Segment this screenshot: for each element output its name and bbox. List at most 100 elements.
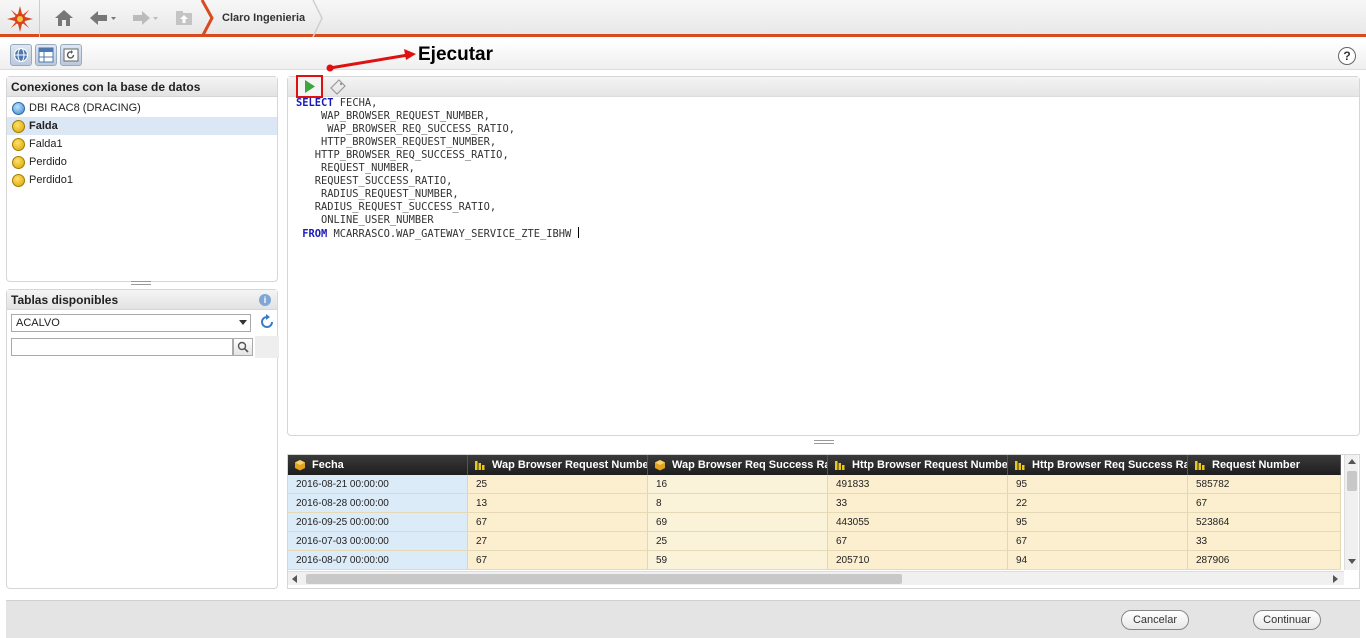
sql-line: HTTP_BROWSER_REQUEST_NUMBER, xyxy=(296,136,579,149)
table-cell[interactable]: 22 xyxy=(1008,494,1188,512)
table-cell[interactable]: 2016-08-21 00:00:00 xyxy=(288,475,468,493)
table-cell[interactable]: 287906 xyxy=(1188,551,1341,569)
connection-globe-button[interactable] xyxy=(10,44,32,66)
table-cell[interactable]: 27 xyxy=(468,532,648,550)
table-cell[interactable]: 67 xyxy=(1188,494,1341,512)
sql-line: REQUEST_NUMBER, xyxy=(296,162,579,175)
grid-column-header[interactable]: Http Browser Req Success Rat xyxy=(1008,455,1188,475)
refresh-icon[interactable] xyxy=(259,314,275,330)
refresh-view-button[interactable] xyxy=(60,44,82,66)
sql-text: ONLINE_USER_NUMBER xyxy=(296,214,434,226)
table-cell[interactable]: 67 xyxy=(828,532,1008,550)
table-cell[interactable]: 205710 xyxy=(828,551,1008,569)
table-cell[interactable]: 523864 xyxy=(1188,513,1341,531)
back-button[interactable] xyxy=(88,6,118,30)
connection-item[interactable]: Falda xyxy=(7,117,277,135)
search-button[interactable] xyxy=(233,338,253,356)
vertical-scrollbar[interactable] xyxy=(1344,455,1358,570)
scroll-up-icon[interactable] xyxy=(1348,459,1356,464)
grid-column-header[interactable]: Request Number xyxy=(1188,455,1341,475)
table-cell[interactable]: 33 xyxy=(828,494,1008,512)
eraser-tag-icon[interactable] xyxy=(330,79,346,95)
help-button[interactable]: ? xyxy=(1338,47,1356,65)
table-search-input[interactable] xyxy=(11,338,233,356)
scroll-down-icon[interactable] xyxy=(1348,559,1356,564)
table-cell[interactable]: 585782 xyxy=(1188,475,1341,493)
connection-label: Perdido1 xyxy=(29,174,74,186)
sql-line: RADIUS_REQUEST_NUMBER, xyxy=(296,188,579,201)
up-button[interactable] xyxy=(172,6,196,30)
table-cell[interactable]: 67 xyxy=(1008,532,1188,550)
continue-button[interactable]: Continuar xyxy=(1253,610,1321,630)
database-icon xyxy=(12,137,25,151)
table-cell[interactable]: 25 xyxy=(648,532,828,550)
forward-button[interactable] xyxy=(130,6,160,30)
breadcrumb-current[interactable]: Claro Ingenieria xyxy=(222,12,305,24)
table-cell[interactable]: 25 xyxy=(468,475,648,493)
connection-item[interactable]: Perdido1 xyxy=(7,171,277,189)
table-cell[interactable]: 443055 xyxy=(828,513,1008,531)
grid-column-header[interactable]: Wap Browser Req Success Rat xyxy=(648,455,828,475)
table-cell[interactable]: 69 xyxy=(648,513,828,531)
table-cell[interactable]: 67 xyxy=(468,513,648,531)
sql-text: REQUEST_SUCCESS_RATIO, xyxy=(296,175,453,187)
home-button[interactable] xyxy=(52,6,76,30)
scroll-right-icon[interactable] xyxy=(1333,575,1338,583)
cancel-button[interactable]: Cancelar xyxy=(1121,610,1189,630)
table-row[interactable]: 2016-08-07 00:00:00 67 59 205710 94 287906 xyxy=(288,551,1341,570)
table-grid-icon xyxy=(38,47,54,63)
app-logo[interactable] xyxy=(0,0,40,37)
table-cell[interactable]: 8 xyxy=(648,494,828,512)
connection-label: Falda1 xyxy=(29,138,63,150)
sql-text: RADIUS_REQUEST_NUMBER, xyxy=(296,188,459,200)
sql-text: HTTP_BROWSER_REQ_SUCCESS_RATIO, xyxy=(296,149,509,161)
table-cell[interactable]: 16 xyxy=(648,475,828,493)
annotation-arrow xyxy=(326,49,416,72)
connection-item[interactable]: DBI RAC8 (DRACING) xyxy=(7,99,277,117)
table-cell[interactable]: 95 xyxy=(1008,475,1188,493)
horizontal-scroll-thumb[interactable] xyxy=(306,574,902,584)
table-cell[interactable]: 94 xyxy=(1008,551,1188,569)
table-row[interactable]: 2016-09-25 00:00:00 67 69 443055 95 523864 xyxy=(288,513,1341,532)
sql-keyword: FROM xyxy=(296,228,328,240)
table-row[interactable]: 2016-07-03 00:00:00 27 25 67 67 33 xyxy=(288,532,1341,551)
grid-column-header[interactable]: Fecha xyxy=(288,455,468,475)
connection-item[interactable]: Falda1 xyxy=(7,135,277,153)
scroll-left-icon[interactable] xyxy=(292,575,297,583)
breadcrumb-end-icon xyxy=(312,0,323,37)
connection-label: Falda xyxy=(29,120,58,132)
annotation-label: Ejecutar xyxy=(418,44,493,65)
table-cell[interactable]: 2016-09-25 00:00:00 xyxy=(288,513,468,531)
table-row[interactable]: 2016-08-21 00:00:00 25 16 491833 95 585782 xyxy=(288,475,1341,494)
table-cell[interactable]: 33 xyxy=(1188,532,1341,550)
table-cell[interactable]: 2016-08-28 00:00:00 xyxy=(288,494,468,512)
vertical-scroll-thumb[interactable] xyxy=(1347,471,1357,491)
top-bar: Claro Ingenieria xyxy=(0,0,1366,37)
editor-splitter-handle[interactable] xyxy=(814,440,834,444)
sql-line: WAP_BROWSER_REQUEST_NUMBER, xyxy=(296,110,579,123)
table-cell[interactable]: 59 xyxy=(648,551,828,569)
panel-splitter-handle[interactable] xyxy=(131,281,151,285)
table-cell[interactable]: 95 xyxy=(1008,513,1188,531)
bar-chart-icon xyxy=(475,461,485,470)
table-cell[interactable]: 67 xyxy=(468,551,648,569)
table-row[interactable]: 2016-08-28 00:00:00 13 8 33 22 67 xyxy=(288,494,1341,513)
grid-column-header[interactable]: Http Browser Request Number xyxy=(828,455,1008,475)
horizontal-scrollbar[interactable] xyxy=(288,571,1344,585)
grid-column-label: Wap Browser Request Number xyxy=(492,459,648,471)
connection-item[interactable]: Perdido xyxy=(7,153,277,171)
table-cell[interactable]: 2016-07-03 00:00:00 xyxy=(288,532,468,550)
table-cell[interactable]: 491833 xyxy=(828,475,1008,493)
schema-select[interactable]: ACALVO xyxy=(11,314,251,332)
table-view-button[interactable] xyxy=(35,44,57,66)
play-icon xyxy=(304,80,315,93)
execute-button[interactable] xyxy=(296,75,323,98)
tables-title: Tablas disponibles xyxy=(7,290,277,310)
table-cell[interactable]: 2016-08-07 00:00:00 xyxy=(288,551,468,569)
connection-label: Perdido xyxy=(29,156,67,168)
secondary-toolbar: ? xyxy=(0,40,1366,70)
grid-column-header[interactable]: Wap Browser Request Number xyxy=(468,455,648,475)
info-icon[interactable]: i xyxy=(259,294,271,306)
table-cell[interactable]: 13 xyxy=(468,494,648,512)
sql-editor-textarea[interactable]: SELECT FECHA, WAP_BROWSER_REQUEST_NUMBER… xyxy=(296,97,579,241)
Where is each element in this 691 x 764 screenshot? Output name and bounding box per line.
════════
◆ Your task
Copy all of the data above word for word, from start to finish, but leave out the pictures.

◆ Solution to this problem
Segment this screenshot: for each element output its name and bbox. List at most 100 elements.
sql-line: HTTP_BROWSER_REQUEST_NUMBER, xyxy=(296,136,579,149)
table-cell[interactable]: 22 xyxy=(1008,494,1188,512)
table-cell[interactable]: 2016-08-21 00:00:00 xyxy=(288,475,468,493)
table-cell[interactable]: 287906 xyxy=(1188,551,1341,569)
connection-globe-button[interactable] xyxy=(10,44,32,66)
table-cell[interactable]: 27 xyxy=(468,532,648,550)
table-cell[interactable]: 67 xyxy=(1188,494,1341,512)
sql-line: REQUEST_NUMBER, xyxy=(296,162,579,175)
grid-column-header[interactable]: Http Browser Req Success Rat xyxy=(1008,455,1188,475)
refresh-icon[interactable] xyxy=(259,314,275,330)
refresh-view-button[interactable] xyxy=(60,44,82,66)
sql-text: ONLINE_USER_NUMBER xyxy=(296,214,434,226)
table-cell[interactable]: 67 xyxy=(828,532,1008,550)
table-cell[interactable]: 205710 xyxy=(828,551,1008,569)
table-cell[interactable]: 523864 xyxy=(1188,513,1341,531)
back-button[interactable] xyxy=(88,6,118,30)
connection-item[interactable]: Falda xyxy=(7,117,277,135)
search-button[interactable] xyxy=(233,338,253,356)
vertical-scrollbar[interactable] xyxy=(1344,455,1358,570)
scroll-up-icon[interactable] xyxy=(1348,459,1356,464)
grid-column-header[interactable]: Request Number xyxy=(1188,455,1341,475)
table-cell[interactable]: 33 xyxy=(828,494,1008,512)
eraser-tag-icon[interactable] xyxy=(330,79,346,95)
help-button[interactable]: ? xyxy=(1338,47,1356,65)
table-search-input[interactable] xyxy=(11,338,233,356)
scroll-down-icon[interactable] xyxy=(1348,559,1356,564)
table-cell[interactable]: 585782 xyxy=(1188,475,1341,493)
connection-label: Perdido1 xyxy=(29,174,74,186)
sql-line: RADIUS_REQUEST_NUMBER, xyxy=(296,188,579,201)
up-button[interactable] xyxy=(172,6,196,30)
table-cell[interactable]: 67 xyxy=(1008,532,1188,550)
continue-button[interactable]: Continuar xyxy=(1253,610,1321,630)
database-icon xyxy=(12,137,25,151)
table-cell[interactable]: 25 xyxy=(648,532,828,550)
forward-button[interactable] xyxy=(130,6,160,30)
breadcrumb-current[interactable]: Claro Ingenieria xyxy=(222,12,305,24)
table-cell[interactable]: 25 xyxy=(468,475,648,493)
connection-item[interactable]: Perdido1 xyxy=(7,171,277,189)
table-cell[interactable]: 443055 xyxy=(828,513,1008,531)
grid-column-header[interactable]: Wap Browser Req Success Rat xyxy=(648,455,828,475)
table-cell[interactable]: 69 xyxy=(648,513,828,531)
table-cell[interactable]: 67 xyxy=(468,513,648,531)
sql-text: REQUEST_SUCCESS_RATIO, xyxy=(296,175,453,187)
home-button[interactable] xyxy=(52,6,76,30)
scroll-right-icon[interactable] xyxy=(1333,575,1338,583)
cancel-button[interactable]: Cancelar xyxy=(1121,610,1189,630)
table-row[interactable]: 2016-08-07 00:00:00 67 59 205710 94 287906 xyxy=(288,551,1341,570)
table-grid-icon xyxy=(38,47,54,63)
app-logo[interactable] xyxy=(0,0,40,37)
table-cell[interactable]: 8 xyxy=(648,494,828,512)
connection-label: Falda1 xyxy=(29,138,63,150)
sql-text: RADIUS_REQUEST_NUMBER, xyxy=(296,188,459,200)
sql-text: HTTP_BROWSER_REQ_SUCCESS_RATIO, xyxy=(296,149,509,161)
table-cell[interactable]: 16 xyxy=(648,475,828,493)
annotation-arrow xyxy=(326,49,416,72)
connection-item[interactable]: DBI RAC8 (DRACING) xyxy=(7,99,277,117)
table-cell[interactable]: 95 xyxy=(1008,475,1188,493)
horizontal-scroll-thumb[interactable] xyxy=(306,574,902,584)
table-cell[interactable]: 94 xyxy=(1008,551,1188,569)
table-row[interactable]: 2016-09-25 00:00:00 67 69 443055 95 523864 xyxy=(288,513,1341,532)
sql-keyword: FROM xyxy=(296,228,328,240)
table-row[interactable]: 2016-07-03 00:00:00 27 25 67 67 33 xyxy=(288,532,1341,551)
grid-column-header[interactable]: Fecha xyxy=(288,455,468,475)
connection-item[interactable]: Falda1 xyxy=(7,135,277,153)
scroll-left-icon[interactable] xyxy=(292,575,297,583)
breadcrumb-end-icon xyxy=(312,0,323,37)
connection-label: Falda xyxy=(29,120,58,132)
annotation-label: Ejecutar xyxy=(418,44,493,65)
table-cell[interactable]: 2016-09-25 00:00:00 xyxy=(288,513,468,531)
table-row[interactable]: 2016-08-21 00:00:00 25 16 491833 95 585782 xyxy=(288,475,1341,494)
table-cell[interactable]: 33 xyxy=(1188,532,1341,550)
table-cell[interactable]: 2016-08-28 00:00:00 xyxy=(288,494,468,512)
vertical-scroll-thumb[interactable] xyxy=(1347,471,1357,491)
top-bar: Claro Ingenieria xyxy=(0,0,1366,37)
editor-splitter-handle[interactable] xyxy=(814,440,834,444)
sql-line: WAP_BROWSER_REQUEST_NUMBER, xyxy=(296,110,579,123)
table-cell[interactable]: 59 xyxy=(648,551,828,569)
panel-splitter-handle[interactable] xyxy=(131,281,151,285)
table-cell[interactable]: 95 xyxy=(1008,513,1188,531)
bar-chart-icon xyxy=(475,461,485,470)
table-cell[interactable]: 67 xyxy=(468,551,648,569)
table-row[interactable]: 2016-08-28 00:00:00 13 8 33 22 67 xyxy=(288,494,1341,513)
grid-column-header[interactable]: Http Browser Request Number xyxy=(828,455,1008,475)
horizontal-scrollbar[interactable] xyxy=(288,571,1344,585)
grid-column-label: Wap Browser Request Number xyxy=(492,459,648,471)
connection-item[interactable]: Perdido xyxy=(7,153,277,171)
table-cell[interactable]: 2016-07-03 00:00:00 xyxy=(288,532,468,550)
table-cell[interactable]: 491833 xyxy=(828,475,1008,493)
schema-select[interactable]: ACALVO xyxy=(11,314,251,332)
table-view-button[interactable] xyxy=(35,44,57,66)
play-icon xyxy=(304,80,315,93)
execute-button[interactable] xyxy=(296,75,323,98)
tables-title: Tablas disponibles xyxy=(7,290,277,310)
table-cell[interactable]: 2016-08-07 00:00:00 xyxy=(288,551,468,569)
connection-label: Perdido xyxy=(29,156,67,168)
secondary-toolbar: ? xyxy=(0,40,1366,70)
grid-column-header[interactable]: Wap Browser Request Number xyxy=(468,455,648,475)
info-icon[interactable]: i xyxy=(259,294,271,306)
table-cell[interactable]: 13 xyxy=(468,494,648,512)
sql-editor-textarea[interactable]: SELECT FECHA, WAP_BROWSER_REQUEST_NUMBER… xyxy=(296,97,579,241)
Where is each element in this 691 x 764 screenshot? Output name and bounding box per line.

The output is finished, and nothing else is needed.